Przekształcamy do postaci residualnej (wszystkie elementy na lewą stronę):

\begin{aligned} & y^{\prime \prime}=1+3 x \\ & y^{\prime \prime}-3 x-1=0 \end{aligned}

Zapisujemy sformułowanie słabe - mnożymy przez funkcję wagową i całkujemy

\begin{aligned} & \int_0^l\left(u^{\prime \prime}-3\left(x_e+a\right)-1\right) w_e \mathrm{~d} x=0 \\ & \int_0^l u^{\prime \prime} \cdot w_e \mathrm{~d} x-\int_0^l w_e \cdot\left(3\left(x_e+a\right) 1\right) \mathrm{d} x=0 \end{aligned}

Dla pierwszego elementu całkujemy przez części, ale uwaga - ta część z reguły jest tak samo schematyczna

\begin{aligned} & \int_0^l u^{\prime \prime} \cdot w_e \, \mathrm{d}x - \int_0^l w_e \cdot \left(3\left(x_e+a\right) + 1\right) \, \mathrm{d}x = 0 \\ & w_e \cdot u_e^{\prime} \Big|_0^l - \int_0^l u_e^{\prime} \cdot w_e^{\prime} \, \mathrm{d}x - \int_0^l w_e \cdot \left(3\left(x_e+a\right) + 1\right) \, \mathrm{d}x = 0 \\ & \int_0^l u_e^{\prime} \cdot w_e^{\prime} \, \mathrm{d}x = w_e \cdot u_e^{\prime} \Big|_0^l - \int_0^l \left(3\left(x_e+a\right) + 1\right) \cdot w_e \, \mathrm{d}x \end{aligned}

Aproksymacja

\begin{aligned} \begin{array}{ll} u_e=N_e \cdot d & u_e^{\prime}=N_e^{\prime} \cdot d \\ w_e=\beta_e{ }^{\mathrm{T}} \cdot N_e^{\mathrm{T}} & w_e^{\prime}=\beta_e^{\prime}{ }^{\mathrm{T}} \cdot N_e^{\prime}{ }^{\mathrm{T}} \end{array} \end{aligned} \begin{aligned} & \int_0^l N_e^{\prime} \cdot d \cdot \beta_e^{\mathrm{T}} \cdot N_e^{\mathrm{T}} \, \mathrm{d}x = \beta_e^{\mathrm{T}} \cdot N_e^{\mathrm{T}} \cdot \left(N_e^{\prime} \cdot d\right) \Big|_0^l - \int_0^l \left(3\left(x_e+a\right) + 1\right) \cdot \beta_e^{\mathrm{T}} \cdot N_e^{\mathrm{T}} \, \mathrm{d}x \\ & \int_0^l N_e^{\prime} \cdot N_e^{\mathrm{T}} \cdot d \, \mathrm{d}x = N_e^{\mathrm{T}} \cdot \left(N_e^{\prime} \cdot d\right) \Big|_0^l - \int_0^l \left(3\left(x_e+a\right) + 1\right) \cdot N_e^{\mathrm{T}} \, \mathrm{d}x \\ & K_e \cdot d = f_{be} - f_e \\ & K_e = \int_0^l N_e^{\prime} \cdot N_e^{\mathrm{T}} \, \mathrm{d}x \\ & f_{be} = N_e^{\mathrm{T}} \cdot \left(N_e^{\prime} \cdot d\right) \Big|_0^l \\ & f_e = \int_0^l \left(3\left(x_e+a\right) + 1\right) \cdot N_e^{\mathrm{T}} \, \mathrm{d}x \end{aligned}

Obliczamy poszczególne elementy, mamy 1 ES z \( a=-\frac{1}{3}\)

● **CEL ĆWICZENIA**
Jakie działania wykonuje się według fragmentu dokumentu, aby zapisać sformułowanie słabe?

● **DOSTARCZONY MATERIAŁ**
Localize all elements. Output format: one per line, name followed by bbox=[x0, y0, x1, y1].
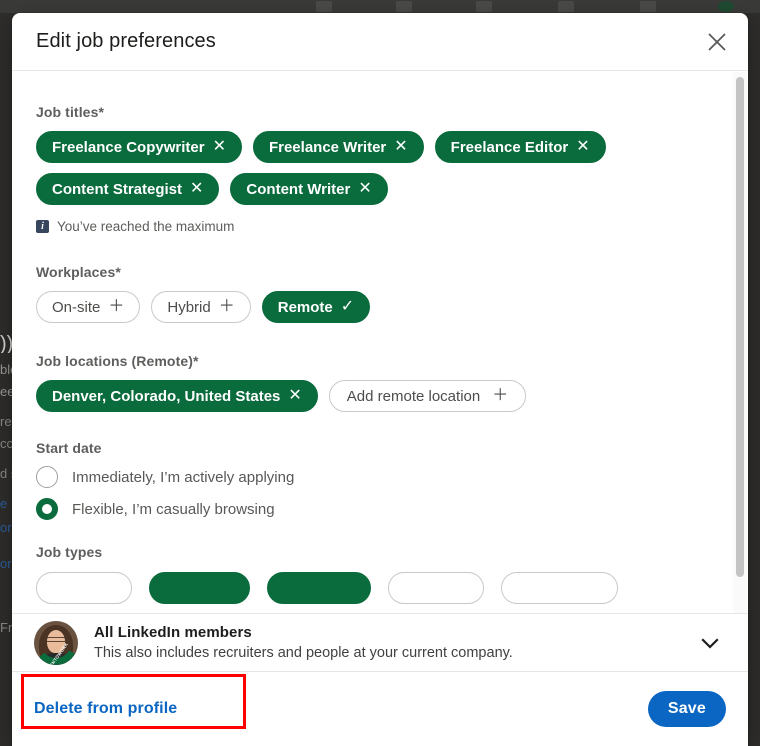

● **ODPOWIEDŹ DO ZADANIA**
Mnoży się przez funkcję wagową i całkuje.